Set exercise:
Determine how many lines in the data below contain "ylabel" and write only that number.

- - -

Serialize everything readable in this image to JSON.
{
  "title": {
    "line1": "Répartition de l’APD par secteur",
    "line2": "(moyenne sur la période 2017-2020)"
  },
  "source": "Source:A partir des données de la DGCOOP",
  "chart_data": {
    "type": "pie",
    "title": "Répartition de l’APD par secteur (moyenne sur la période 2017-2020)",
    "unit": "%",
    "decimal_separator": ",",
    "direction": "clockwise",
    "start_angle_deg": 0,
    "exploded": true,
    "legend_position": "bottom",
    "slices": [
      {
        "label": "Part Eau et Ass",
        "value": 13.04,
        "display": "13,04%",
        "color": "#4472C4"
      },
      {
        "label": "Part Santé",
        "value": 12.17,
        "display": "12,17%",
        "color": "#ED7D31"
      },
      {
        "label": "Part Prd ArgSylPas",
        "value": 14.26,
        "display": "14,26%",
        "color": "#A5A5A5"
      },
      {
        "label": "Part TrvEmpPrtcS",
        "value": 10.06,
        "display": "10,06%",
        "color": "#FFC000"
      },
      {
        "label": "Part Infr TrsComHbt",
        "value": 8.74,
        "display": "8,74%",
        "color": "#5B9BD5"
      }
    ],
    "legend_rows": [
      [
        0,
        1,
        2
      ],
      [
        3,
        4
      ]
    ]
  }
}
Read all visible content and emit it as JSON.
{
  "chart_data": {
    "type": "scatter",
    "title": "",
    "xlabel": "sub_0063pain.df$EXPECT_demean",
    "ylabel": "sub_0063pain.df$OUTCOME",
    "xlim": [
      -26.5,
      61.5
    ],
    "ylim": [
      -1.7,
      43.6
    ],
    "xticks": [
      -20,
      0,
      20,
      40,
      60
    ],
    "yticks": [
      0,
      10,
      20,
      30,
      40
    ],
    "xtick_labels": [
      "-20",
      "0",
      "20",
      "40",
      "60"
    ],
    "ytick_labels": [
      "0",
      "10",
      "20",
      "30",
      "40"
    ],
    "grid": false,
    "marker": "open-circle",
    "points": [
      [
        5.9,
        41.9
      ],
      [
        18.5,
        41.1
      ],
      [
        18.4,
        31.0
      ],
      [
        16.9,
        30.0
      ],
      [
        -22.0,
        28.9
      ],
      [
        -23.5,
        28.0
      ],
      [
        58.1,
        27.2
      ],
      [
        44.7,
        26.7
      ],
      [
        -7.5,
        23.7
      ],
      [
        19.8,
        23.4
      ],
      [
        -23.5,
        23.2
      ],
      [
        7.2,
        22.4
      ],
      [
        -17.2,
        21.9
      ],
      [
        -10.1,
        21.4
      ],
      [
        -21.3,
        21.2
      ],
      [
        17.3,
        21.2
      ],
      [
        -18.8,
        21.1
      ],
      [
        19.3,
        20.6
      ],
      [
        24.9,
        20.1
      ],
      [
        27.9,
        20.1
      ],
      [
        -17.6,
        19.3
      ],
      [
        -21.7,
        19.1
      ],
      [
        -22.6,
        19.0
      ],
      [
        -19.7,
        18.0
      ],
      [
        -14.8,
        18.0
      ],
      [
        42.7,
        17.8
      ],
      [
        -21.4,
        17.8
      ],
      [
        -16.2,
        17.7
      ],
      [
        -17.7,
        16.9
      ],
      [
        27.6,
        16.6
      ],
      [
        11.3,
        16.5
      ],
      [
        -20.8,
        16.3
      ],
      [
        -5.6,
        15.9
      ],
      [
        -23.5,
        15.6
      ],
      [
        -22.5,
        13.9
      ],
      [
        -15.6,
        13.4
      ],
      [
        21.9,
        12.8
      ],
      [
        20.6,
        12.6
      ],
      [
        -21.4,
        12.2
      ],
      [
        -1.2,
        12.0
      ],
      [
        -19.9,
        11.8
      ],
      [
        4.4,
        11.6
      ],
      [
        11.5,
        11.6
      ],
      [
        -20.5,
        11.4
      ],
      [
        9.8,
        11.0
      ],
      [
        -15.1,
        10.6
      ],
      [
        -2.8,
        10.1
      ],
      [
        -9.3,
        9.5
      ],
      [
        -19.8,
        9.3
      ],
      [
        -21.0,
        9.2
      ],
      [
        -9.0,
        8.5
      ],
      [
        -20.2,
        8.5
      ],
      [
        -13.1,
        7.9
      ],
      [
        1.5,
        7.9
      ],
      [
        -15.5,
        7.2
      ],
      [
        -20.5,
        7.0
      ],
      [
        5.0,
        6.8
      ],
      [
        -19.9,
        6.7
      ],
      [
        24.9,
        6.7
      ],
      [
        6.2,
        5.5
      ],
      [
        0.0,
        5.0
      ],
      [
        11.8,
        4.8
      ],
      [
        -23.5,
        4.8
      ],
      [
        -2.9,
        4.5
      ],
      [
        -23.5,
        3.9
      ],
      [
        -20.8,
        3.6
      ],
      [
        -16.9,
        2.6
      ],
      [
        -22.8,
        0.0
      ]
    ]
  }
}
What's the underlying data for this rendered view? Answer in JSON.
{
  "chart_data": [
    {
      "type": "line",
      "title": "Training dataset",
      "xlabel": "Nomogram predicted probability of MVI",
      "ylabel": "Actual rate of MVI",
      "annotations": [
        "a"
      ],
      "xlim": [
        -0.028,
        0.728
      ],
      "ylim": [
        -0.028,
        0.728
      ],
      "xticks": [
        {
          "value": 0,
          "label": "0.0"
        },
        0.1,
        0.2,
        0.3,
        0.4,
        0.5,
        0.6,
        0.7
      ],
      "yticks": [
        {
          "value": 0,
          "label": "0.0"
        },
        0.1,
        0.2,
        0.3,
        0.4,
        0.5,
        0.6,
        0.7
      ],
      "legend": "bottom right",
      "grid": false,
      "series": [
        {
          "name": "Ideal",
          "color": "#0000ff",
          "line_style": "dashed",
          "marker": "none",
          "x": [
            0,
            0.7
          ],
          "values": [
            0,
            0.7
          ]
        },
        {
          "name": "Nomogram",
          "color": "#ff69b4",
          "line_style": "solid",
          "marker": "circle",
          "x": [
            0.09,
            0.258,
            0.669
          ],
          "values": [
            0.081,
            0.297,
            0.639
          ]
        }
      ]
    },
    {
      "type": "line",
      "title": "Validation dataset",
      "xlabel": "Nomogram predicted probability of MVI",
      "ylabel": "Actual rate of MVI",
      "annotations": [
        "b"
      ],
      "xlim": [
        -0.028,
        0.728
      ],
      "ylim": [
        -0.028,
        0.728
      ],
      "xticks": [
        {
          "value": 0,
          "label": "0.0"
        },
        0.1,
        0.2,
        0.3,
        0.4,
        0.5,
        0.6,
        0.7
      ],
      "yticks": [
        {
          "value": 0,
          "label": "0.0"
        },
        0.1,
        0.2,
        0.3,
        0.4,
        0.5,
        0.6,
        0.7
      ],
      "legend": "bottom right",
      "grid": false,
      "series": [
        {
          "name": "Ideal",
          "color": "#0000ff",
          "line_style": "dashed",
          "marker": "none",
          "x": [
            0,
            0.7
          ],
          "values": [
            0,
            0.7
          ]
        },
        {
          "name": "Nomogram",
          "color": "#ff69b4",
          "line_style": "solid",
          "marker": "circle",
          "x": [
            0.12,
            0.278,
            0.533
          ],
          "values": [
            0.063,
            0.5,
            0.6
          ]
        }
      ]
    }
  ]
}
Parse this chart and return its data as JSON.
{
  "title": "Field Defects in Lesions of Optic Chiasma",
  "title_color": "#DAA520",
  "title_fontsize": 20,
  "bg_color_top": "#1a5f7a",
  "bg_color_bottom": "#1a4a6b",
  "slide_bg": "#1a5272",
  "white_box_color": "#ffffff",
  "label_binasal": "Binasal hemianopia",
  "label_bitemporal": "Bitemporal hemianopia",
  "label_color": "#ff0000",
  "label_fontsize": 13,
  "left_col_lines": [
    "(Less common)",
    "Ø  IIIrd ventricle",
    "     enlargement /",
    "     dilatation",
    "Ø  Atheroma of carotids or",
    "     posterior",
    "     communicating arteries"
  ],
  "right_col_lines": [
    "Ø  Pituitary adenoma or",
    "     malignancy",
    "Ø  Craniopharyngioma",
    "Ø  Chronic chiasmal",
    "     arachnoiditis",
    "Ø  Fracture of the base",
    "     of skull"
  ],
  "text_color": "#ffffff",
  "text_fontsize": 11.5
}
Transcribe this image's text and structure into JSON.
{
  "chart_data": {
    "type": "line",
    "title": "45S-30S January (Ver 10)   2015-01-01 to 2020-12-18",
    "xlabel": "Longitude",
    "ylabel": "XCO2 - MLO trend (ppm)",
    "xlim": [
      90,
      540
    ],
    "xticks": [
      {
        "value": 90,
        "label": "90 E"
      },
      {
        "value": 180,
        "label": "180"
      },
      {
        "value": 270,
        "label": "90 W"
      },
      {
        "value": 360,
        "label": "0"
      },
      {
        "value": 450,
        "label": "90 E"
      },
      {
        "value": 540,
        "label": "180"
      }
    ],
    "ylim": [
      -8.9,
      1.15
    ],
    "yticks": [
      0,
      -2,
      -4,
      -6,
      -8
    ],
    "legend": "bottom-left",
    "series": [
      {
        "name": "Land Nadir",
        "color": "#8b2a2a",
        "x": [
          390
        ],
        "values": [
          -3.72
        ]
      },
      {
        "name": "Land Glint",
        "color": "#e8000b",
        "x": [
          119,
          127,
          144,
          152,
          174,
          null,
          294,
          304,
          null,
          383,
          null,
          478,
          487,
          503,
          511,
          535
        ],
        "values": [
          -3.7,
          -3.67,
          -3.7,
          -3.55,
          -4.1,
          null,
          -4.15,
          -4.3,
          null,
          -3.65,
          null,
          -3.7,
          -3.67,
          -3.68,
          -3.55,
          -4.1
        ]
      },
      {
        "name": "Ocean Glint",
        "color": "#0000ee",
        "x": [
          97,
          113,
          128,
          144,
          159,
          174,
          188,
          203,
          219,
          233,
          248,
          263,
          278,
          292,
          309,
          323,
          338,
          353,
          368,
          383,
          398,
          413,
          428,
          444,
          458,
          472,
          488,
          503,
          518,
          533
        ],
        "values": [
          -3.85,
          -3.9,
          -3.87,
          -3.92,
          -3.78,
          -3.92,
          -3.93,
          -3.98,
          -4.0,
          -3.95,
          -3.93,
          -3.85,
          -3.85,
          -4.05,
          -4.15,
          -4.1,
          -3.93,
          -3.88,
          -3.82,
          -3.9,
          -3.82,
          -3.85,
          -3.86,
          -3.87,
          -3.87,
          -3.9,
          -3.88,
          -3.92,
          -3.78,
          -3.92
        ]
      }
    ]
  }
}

- - -

Reply:
4